Anweisung 1: Gib den Auszug über die Debütspielfilmpreise wortgetreu wieder, beginnend bei „Debütspielfilmpreise und die“ und endend bei „zu erkunden versucht.“.

Ausgewählter Auszug:

———

Debütspielfilmpreise und die Verleihungen
Debütspielfilmpreis 2018
Mit dem estnischen Film „Die kleine Genossin“ von Moonika Siimets eröffnen die 60. Nordischen Filmtage in Lübeck. Damit wird es zum ersten Mal in der Geschichte des Festivals einen baltischen Eröffnungsfilm geben. Die Regisseurin schildert in ihrem Spielfilmdebüt die Erlebniswelt der 6-jährigen Leelo im Estland der fünfziger Jahre, die, eines Elternteils beraubt, unter dem damaligen stalinistischen Regime den Unterschied zwischen Gut und Böse zu erkunden versucht.
Die Filmvorlage zu „Die kleine Genossin“ schuf die bereits mehrfach ausgezeichnete estnische Autorin und Dichterin Leelo Tungal mit ihren autobiografischen Romanen „Comrade Kid and the Grown-Ups“ (2008) und „Velvet and Sawdust“ (2009). In Deutschland erschien ihr Kinderbuch „Schneemann Ludwigs größtes Glück“ (2017).
Debütspielfilmpreis 2019
Der finnische Spielfilm „Aurora“ (OT: „Aurora“, Finnland, 2019) ist das Debüt der Regisseurin und Drehbuchschreiberin Miia Tervo
Aurora (Mimosa Willamo) nimmt das Leben wie es kommt. Zusammen mit ihrer besten Freundin Kinky (Oona Airola) arbeitet sie tagsüber in einem Nagelstudio und macht nachts die Bars unsicher. Dabei schlagen sie oft über die Stränge, was immer mit zu viel Alkohol zusammenhängt. Doch Kinky möchte sich mehr aus dem Partyleben zurückziehen und so weiß Aurora nicht mehr wohin mit sich, denn ihr alkoholkranker Vater (Hannu-Pekka Björkman) bietet ihr genauso wenig ein Zuhause, wie sie es selber kann. Deshalb beschließt sie, nach Norwegen auszuwandern. Dafür braucht sie nur etwas Startkapital. Als sie den Asylsuchenden Darian (Amir Escandari) und dessen kleine Tochter Azar (Elá Yildirim) kennenlernt, erkennt sie die Chance Geld zu machen. Denn Darian braucht eine Frau um im Land bleiben zu können und Aurora will ihm dabei helfen, eine zu finden.

———

Datenzeilen:
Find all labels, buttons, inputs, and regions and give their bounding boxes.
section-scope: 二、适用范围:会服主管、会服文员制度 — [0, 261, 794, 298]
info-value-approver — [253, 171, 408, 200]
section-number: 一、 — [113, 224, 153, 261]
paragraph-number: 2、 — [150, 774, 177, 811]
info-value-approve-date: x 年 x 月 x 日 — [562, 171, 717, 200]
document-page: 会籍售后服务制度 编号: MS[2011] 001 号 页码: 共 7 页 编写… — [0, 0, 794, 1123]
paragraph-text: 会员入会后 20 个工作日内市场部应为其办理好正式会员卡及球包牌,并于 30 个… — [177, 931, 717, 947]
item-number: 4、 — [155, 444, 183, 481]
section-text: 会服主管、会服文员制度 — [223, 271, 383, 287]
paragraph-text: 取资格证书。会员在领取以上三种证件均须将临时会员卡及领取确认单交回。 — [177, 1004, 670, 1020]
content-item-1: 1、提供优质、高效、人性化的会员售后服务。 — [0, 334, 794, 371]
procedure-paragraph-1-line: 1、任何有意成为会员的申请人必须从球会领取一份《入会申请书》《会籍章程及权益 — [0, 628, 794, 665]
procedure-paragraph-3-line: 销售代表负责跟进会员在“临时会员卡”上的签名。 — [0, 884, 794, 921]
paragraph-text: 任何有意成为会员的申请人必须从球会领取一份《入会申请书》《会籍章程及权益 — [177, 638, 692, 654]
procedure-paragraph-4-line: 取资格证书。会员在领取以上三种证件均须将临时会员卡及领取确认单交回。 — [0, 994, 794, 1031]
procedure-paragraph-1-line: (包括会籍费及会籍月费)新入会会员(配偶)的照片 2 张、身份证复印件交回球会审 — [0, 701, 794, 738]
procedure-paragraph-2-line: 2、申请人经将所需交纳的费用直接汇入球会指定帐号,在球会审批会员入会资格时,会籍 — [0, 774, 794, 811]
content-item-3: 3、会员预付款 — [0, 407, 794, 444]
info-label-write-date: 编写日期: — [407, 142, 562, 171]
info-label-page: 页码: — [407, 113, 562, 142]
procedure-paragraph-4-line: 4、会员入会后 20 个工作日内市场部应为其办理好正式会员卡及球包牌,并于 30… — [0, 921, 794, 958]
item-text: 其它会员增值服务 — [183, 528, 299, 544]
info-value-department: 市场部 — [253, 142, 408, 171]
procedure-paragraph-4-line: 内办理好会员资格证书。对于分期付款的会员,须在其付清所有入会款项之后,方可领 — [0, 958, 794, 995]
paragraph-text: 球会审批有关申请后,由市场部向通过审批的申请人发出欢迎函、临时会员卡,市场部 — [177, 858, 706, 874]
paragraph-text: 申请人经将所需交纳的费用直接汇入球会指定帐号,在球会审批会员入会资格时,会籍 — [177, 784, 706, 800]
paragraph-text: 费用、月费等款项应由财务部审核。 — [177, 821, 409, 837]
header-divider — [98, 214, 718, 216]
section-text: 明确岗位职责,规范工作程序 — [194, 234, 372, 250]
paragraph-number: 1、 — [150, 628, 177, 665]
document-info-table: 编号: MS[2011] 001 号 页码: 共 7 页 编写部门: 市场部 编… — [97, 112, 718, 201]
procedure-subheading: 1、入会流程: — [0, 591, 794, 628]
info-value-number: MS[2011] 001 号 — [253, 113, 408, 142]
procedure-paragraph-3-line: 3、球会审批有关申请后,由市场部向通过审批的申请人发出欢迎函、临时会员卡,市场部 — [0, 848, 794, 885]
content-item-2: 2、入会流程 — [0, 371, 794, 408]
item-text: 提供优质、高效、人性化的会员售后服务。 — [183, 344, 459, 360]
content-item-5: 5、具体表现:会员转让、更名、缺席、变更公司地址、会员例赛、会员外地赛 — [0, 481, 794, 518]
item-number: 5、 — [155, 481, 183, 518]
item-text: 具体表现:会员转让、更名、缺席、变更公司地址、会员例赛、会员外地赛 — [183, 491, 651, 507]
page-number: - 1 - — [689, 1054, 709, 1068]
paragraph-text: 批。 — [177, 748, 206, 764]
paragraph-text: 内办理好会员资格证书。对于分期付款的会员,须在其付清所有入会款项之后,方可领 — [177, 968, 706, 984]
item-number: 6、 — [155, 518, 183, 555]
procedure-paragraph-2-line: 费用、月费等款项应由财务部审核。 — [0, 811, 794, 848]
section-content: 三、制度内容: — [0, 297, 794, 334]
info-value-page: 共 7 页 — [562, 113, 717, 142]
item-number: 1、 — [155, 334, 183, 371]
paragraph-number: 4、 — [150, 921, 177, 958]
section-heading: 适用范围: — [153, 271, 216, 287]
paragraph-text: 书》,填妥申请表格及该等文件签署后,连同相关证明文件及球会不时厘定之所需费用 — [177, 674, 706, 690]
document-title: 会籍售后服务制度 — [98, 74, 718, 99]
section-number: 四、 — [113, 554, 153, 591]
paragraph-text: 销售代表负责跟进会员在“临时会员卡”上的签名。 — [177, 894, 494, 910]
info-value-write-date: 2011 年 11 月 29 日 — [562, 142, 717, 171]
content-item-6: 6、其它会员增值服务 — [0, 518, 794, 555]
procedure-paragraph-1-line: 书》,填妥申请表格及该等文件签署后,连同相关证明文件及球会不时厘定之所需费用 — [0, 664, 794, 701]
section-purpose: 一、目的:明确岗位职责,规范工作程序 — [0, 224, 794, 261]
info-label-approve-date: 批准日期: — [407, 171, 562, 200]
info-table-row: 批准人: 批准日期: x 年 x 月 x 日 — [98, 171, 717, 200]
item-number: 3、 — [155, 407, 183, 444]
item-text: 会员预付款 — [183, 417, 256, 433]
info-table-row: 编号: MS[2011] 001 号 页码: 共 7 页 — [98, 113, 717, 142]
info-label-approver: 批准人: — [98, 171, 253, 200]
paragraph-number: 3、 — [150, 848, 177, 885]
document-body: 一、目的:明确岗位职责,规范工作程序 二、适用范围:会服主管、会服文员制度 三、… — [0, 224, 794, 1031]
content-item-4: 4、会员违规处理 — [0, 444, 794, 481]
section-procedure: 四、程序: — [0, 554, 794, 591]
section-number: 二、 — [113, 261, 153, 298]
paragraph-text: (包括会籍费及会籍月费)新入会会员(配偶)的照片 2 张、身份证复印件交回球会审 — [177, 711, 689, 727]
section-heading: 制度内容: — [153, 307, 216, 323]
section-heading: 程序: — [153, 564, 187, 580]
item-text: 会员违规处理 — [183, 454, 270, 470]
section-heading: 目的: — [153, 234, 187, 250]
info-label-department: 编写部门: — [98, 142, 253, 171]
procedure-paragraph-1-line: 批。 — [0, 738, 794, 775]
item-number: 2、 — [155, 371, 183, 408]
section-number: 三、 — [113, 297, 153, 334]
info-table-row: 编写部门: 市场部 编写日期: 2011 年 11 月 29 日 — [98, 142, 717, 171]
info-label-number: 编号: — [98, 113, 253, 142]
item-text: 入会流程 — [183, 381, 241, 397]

———

Anweisung 2: Trage alle Zeilen oben zusammen, in denen die Zeichenfolge „包括会籍费及会籍月费“ vorkommt. Beachte dabei die Groß- und Kleinschreibung.

Schriftliche Lösung 1:
Debütspielfilmpreise und die Verleihungen
Debütspielfilmpreis 2018
Mit dem estnischen Film „Die kleine Genossin“ von Moonika Siimets eröffnen die 60. Nordischen Filmtage in Lübeck. Damit wird es zum ersten Mal in der Geschichte des Festivals einen baltischen Eröffnungsfilm geben. Die Regisseurin schildert in ihrem Spielfilmdebüt die Erlebniswelt der 6-jährigen Leelo im Estland der fünfziger Jahre, die, eines Elternteils beraubt, unter dem damaligen stalinistischen Regime den Unterschied zwischen Gut und Böse zu erkunden versucht.

Schriftliche Lösung 2:
procedure-paragraph-1-line: (包括会籍费及会籍月费)新入会会员(配偶)的照片 2 张、身份证复印件交回球会审 — [0, 701, 794, 738]
paragraph-text: (包括会籍费及会籍月费)新入会会员(配偶)的照片 2 张、身份证复印件交回球会审 — [177, 711, 689, 727]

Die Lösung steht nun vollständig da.